Task goal:
Report only the number of lines in this material that include the string "hijos".

Stored records
^^^^^^^^^^^^^^^^
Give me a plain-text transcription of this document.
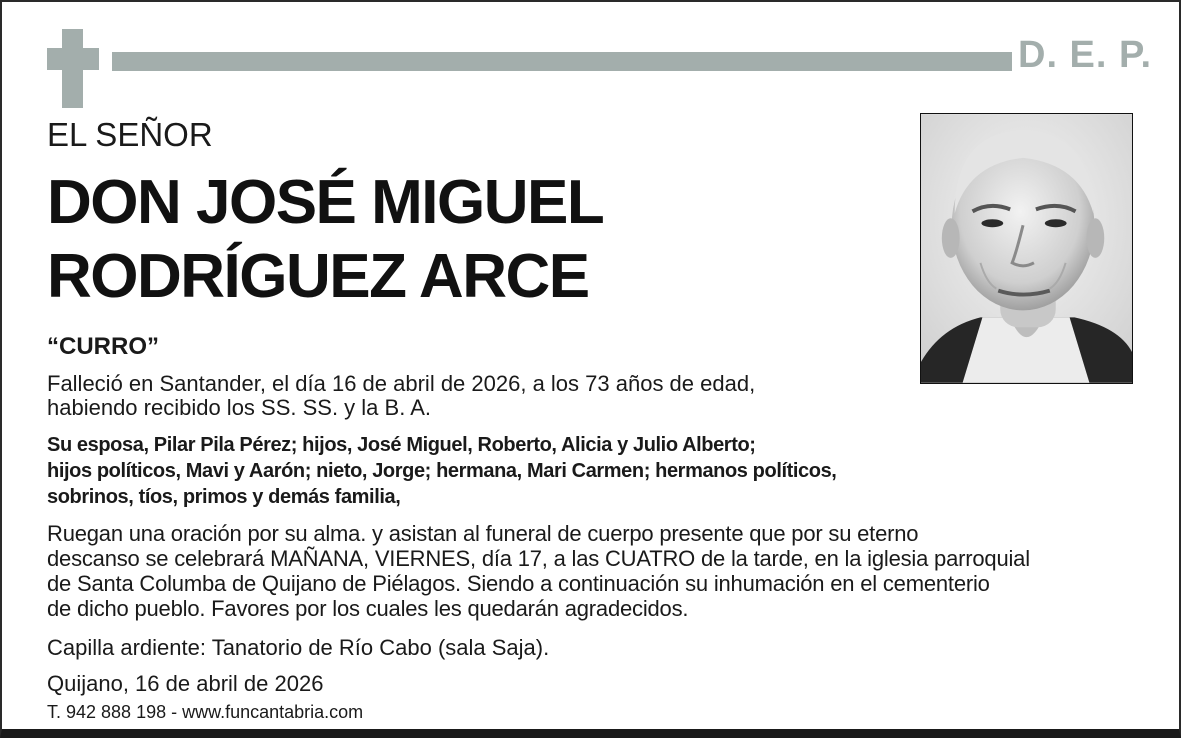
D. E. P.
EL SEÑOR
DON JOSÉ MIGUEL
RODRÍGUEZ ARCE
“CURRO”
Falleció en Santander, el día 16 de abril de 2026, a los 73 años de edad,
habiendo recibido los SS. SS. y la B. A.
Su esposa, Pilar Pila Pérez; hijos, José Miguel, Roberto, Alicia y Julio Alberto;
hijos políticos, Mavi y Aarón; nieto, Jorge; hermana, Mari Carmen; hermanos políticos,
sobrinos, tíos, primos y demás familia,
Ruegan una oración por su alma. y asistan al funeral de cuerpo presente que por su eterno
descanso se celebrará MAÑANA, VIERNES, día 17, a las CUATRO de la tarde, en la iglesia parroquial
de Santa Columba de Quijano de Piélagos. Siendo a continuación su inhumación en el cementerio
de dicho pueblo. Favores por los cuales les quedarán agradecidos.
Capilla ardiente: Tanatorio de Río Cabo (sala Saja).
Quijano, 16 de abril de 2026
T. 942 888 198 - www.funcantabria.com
^^^^^^^^^^^^^^^^
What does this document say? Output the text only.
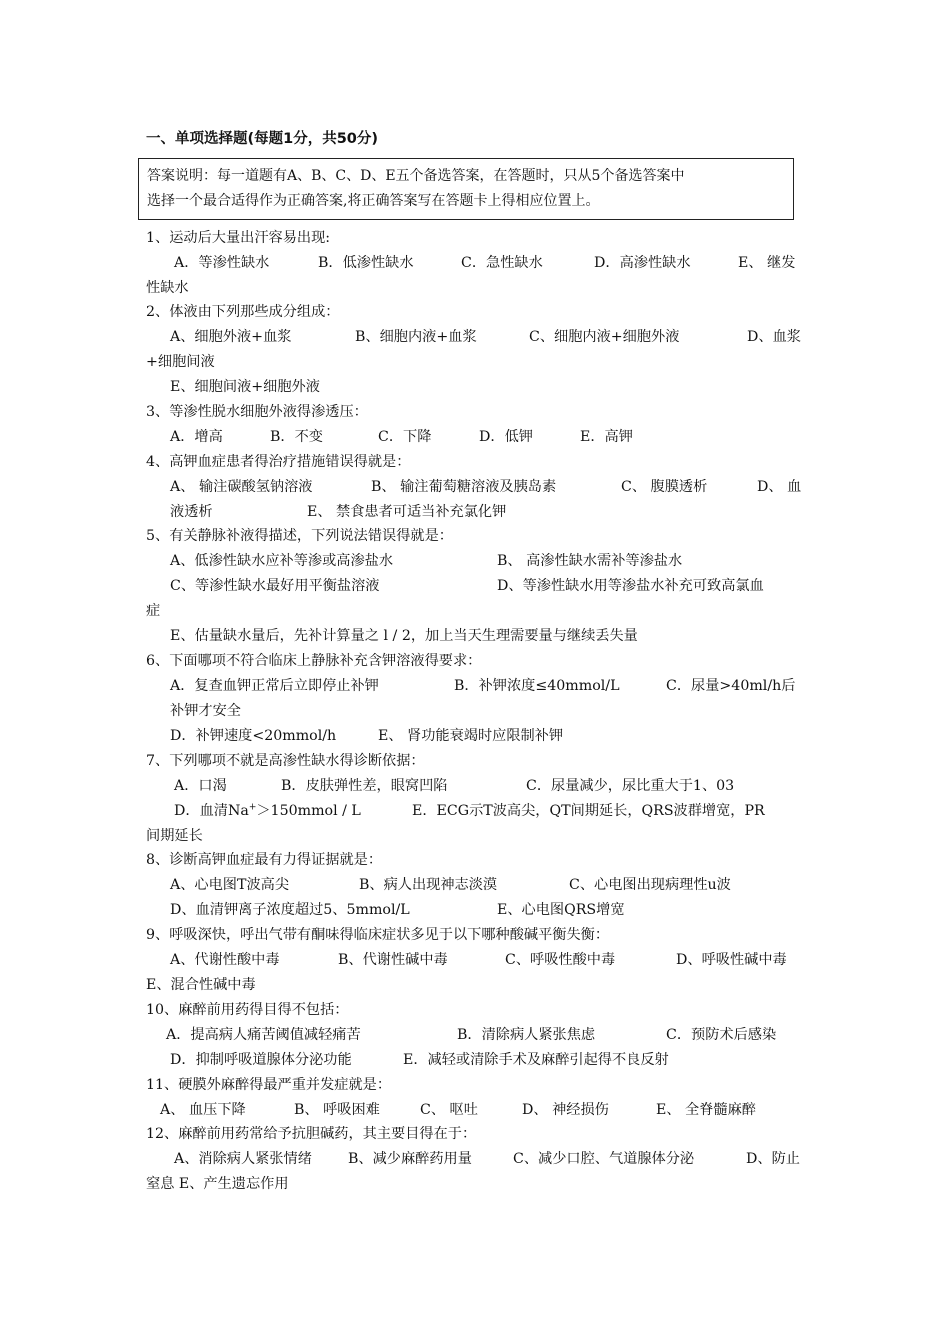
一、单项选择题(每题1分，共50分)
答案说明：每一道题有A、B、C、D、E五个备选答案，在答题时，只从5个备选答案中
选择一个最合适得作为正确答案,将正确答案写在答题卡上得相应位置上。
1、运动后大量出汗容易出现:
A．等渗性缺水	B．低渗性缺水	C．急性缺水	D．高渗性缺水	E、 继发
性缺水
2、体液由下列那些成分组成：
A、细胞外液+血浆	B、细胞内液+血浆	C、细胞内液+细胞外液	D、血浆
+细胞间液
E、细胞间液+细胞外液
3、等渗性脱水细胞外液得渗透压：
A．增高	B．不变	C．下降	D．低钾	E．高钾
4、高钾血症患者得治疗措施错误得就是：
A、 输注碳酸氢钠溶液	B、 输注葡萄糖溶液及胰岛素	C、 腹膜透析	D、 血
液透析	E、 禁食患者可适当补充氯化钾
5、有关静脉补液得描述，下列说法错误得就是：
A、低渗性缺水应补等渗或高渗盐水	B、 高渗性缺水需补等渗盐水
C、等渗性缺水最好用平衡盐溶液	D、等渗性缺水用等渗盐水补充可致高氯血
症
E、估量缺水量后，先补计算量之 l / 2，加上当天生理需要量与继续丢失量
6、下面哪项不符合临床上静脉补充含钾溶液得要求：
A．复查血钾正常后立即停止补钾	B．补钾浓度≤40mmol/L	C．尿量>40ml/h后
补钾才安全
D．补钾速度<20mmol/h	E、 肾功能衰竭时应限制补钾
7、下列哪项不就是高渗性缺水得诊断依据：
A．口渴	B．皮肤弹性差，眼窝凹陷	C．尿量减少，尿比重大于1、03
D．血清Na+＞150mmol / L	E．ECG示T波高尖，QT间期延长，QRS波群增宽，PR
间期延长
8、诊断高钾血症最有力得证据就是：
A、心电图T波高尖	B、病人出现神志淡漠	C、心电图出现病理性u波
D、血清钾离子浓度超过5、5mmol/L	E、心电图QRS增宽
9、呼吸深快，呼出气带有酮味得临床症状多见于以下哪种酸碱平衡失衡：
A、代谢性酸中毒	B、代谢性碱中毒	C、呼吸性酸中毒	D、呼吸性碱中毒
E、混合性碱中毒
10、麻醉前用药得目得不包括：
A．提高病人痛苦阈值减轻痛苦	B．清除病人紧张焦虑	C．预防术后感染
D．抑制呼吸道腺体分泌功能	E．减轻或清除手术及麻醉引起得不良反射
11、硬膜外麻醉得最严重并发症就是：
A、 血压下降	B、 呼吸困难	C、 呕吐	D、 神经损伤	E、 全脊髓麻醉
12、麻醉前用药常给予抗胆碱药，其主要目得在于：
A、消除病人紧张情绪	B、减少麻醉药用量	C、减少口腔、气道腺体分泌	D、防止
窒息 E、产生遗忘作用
^^^^^^^^^^^^^^^^
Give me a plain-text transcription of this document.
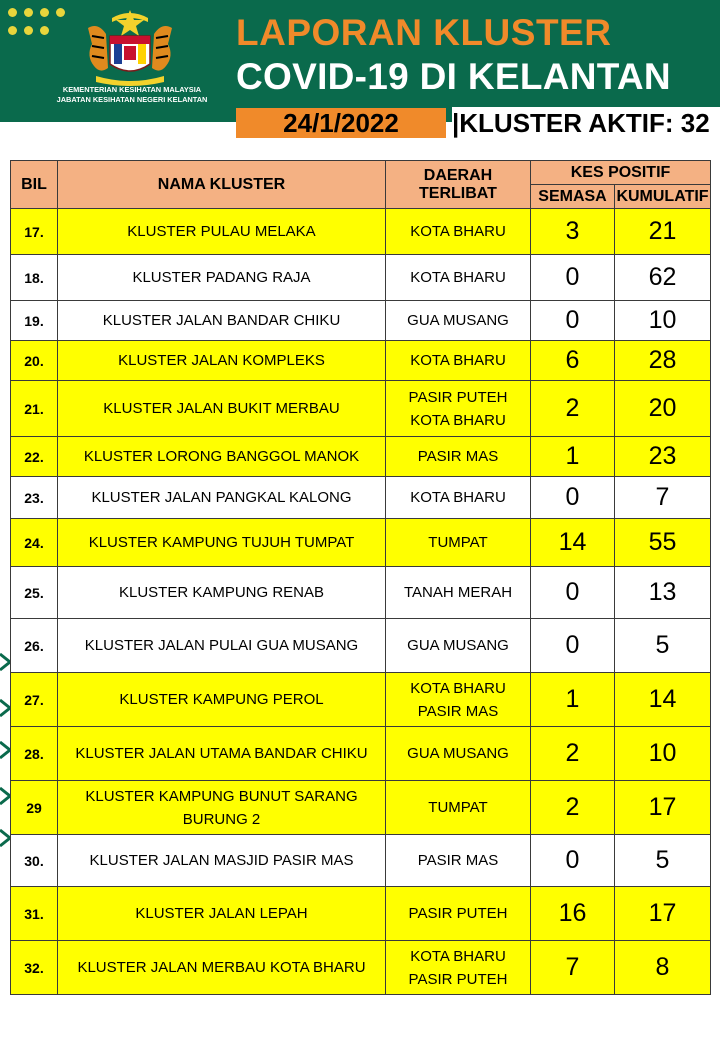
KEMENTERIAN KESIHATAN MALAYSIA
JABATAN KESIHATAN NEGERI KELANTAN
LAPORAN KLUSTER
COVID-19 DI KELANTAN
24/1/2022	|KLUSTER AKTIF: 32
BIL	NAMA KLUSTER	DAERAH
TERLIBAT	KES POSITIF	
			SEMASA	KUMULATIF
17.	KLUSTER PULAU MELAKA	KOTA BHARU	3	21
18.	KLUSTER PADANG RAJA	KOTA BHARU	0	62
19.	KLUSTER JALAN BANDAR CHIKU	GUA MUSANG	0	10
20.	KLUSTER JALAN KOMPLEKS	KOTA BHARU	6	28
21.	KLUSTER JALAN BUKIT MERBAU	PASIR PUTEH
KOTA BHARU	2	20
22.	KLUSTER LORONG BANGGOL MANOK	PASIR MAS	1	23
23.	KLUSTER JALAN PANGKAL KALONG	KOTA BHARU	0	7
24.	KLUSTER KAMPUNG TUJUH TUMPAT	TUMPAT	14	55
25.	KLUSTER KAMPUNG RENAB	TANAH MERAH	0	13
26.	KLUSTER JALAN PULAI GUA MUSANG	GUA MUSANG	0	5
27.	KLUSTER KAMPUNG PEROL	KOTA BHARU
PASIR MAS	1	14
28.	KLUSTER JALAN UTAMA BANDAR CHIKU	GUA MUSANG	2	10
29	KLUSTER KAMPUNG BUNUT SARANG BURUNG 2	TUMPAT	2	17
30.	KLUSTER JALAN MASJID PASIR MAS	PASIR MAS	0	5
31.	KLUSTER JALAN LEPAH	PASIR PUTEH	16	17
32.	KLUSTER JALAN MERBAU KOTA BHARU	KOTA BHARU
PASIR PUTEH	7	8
^^^^^^^^^^^^^^^^
Written response:
2